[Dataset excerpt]
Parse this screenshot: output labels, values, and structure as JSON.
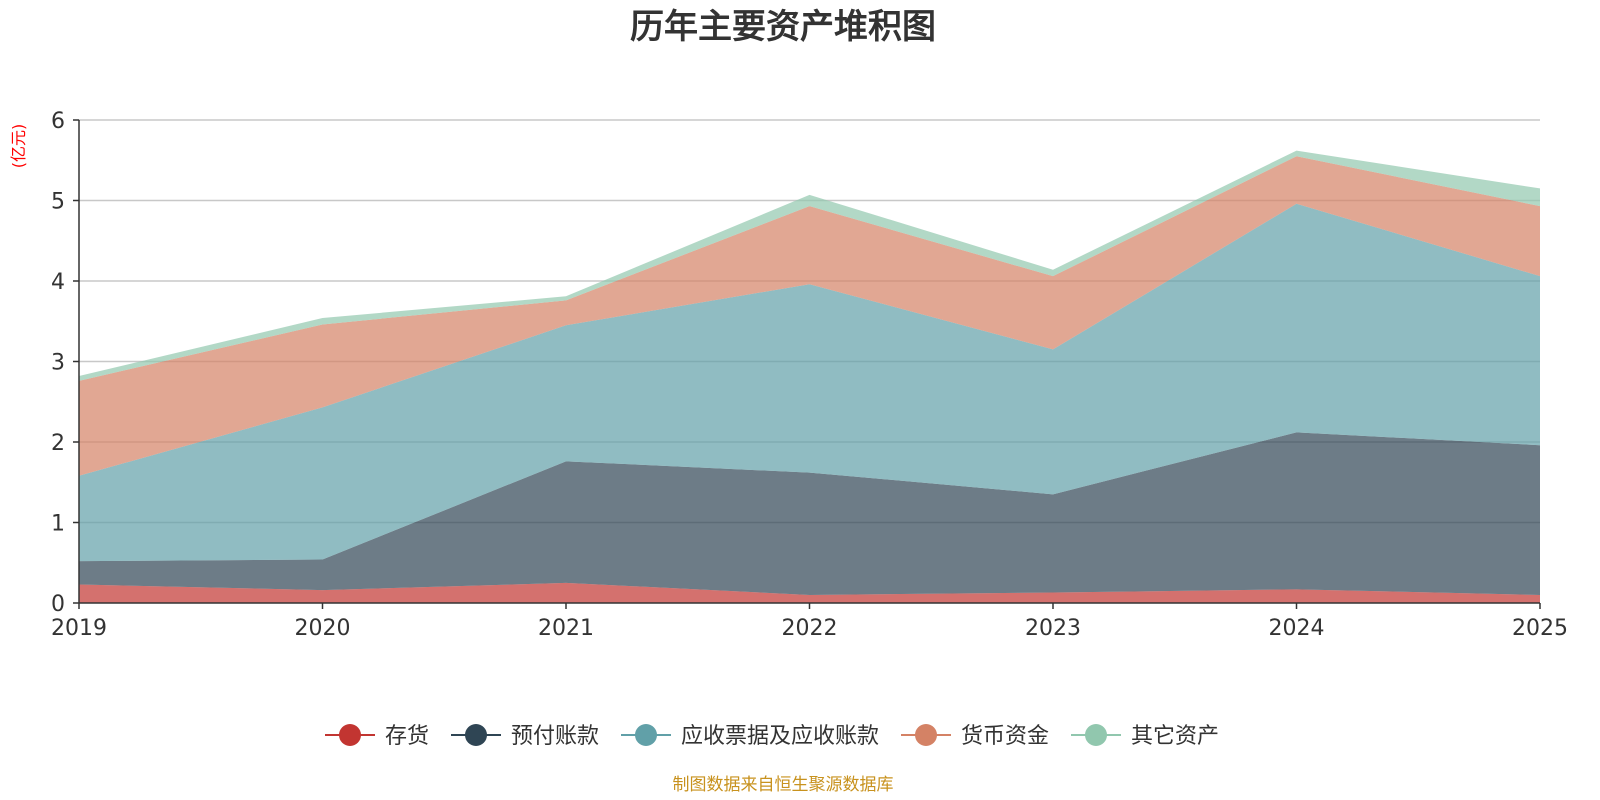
{
  "chart_data": {
    "type": "area",
    "stacked": true,
    "title": "历年主要资产堆积图",
    "ylabel": "(亿元)",
    "xlabel": "",
    "categories": [
      "2019",
      "2020",
      "2021",
      "2022",
      "2023",
      "2024",
      "2025"
    ],
    "ylim": [
      0,
      6
    ],
    "yticks": [
      0,
      1,
      2,
      3,
      4,
      5,
      6
    ],
    "grid": true,
    "legend_position": "bottom",
    "series": [
      {
        "name": "存货",
        "color": "#c23531",
        "values": [
          0.23,
          0.16,
          0.25,
          0.1,
          0.13,
          0.17,
          0.1
        ]
      },
      {
        "name": "预付账款",
        "color": "#2f4554",
        "values": [
          0.29,
          0.38,
          1.51,
          1.52,
          1.22,
          1.95,
          1.86
        ]
      },
      {
        "name": "应收票据及应收账款",
        "color": "#61a0a8",
        "values": [
          1.06,
          1.89,
          1.69,
          2.34,
          1.8,
          2.84,
          2.1
        ]
      },
      {
        "name": "货币资金",
        "color": "#d48265",
        "values": [
          1.18,
          1.03,
          0.31,
          0.97,
          0.91,
          0.59,
          0.87
        ]
      },
      {
        "name": "其它资产",
        "color": "#91c7ae",
        "values": [
          0.06,
          0.08,
          0.05,
          0.14,
          0.08,
          0.07,
          0.22
        ]
      }
    ],
    "source": "制图数据来自恒生聚源数据库"
  }
}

* _PROBLEM TO WORK ON_:
What comes back should match the records exactly, minus any pictures.

* _RESULT OF THE TASK_:
Parse this screenshot: output labels, values, and structure as JSON.
{
  "chart_data": {
    "type": "area",
    "stacked": true,
    "title": "历年主要资产堆积图",
    "ylabel": "(亿元)",
    "xlabel": "",
    "categories": [
      "2019",
      "2020",
      "2021",
      "2022",
      "2023",
      "2024",
      "2025"
    ],
    "ylim": [
      0,
      6
    ],
    "yticks": [
      0,
      1,
      2,
      3,
      4,
      5,
      6
    ],
    "grid": true,
    "legend_position": "bottom",
    "series": [
      {
        "name": "存货",
        "color": "#c23531",
        "values": [
          0.23,
          0.16,
          0.25,
          0.1,
          0.13,
          0.17,
          0.1
        ]
      },
      {
        "name": "预付账款",
        "color": "#2f4554",
        "values": [
          0.29,
          0.38,
          1.51,
          1.52,
          1.22,
          1.95,
          1.86
        ]
      },
      {
        "name": "应收票据及应收账款",
        "color": "#61a0a8",
        "values": [
          1.06,
          1.89,
          1.69,
          2.34,
          1.8,
          2.84,
          2.1
        ]
      },
      {
        "name": "货币资金",
        "color": "#d48265",
        "values": [
          1.18,
          1.03,
          0.31,
          0.97,
          0.91,
          0.59,
          0.87
        ]
      },
      {
        "name": "其它资产",
        "color": "#91c7ae",
        "values": [
          0.06,
          0.08,
          0.05,
          0.14,
          0.08,
          0.07,
          0.22
        ]
      }
    ],
    "source": "制图数据来自恒生聚源数据库"
  }
}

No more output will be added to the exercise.